_Stated goal_.
What number of lines in the material contain the word "down"? Give that number alone.

_Record extracts_.
════════════════════
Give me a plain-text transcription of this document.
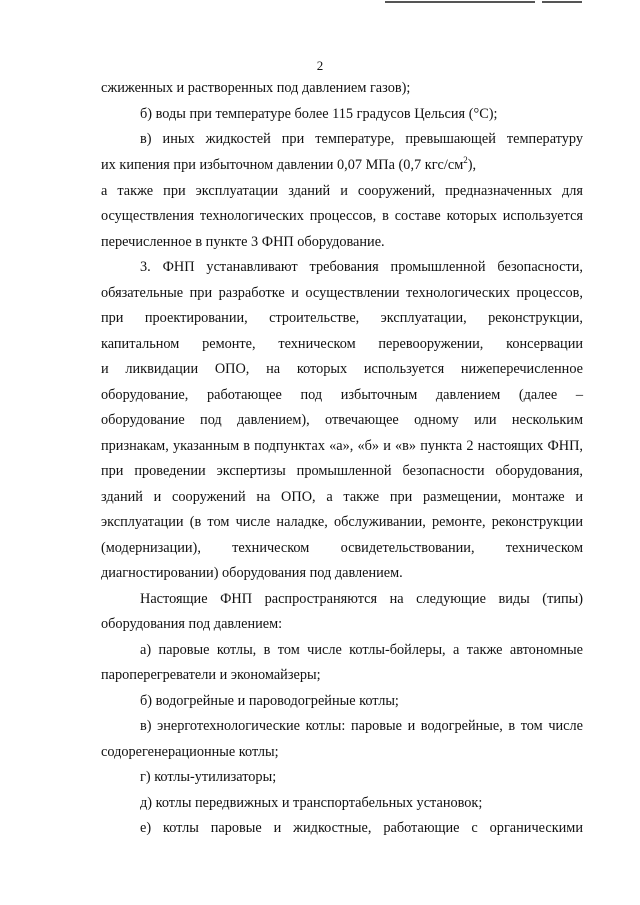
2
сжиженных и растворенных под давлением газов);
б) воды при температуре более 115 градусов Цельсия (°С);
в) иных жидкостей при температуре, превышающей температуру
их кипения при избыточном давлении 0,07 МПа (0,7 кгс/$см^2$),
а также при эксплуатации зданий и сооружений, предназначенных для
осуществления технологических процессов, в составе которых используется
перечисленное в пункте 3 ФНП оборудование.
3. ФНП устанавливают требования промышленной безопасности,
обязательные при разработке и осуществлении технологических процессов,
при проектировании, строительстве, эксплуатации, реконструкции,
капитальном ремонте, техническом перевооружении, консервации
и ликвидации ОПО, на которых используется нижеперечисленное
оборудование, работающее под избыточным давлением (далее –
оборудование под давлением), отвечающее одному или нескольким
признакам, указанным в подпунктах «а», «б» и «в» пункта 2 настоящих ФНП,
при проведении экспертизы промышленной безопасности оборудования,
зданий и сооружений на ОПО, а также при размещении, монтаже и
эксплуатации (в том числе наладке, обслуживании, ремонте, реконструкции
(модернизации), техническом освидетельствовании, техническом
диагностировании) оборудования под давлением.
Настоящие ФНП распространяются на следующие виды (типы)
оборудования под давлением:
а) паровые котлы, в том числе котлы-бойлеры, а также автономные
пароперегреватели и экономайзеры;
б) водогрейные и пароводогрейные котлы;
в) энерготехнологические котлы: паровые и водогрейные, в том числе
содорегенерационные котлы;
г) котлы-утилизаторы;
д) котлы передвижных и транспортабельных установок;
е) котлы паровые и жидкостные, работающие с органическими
════════════════════
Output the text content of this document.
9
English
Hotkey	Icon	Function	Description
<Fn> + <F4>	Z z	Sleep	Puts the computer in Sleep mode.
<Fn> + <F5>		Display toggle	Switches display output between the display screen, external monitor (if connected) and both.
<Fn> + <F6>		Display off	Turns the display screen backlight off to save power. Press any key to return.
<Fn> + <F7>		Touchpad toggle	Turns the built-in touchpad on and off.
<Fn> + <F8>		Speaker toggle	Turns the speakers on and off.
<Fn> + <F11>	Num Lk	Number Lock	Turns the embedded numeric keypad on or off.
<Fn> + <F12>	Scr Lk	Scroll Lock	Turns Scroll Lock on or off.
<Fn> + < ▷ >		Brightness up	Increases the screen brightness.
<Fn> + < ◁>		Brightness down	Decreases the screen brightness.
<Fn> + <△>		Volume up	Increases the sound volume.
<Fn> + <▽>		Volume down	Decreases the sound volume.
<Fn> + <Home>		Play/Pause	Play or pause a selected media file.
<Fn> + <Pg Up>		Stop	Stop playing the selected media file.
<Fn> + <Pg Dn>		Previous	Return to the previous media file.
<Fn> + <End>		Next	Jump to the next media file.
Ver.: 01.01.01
════════════════════
_Finished task_.
2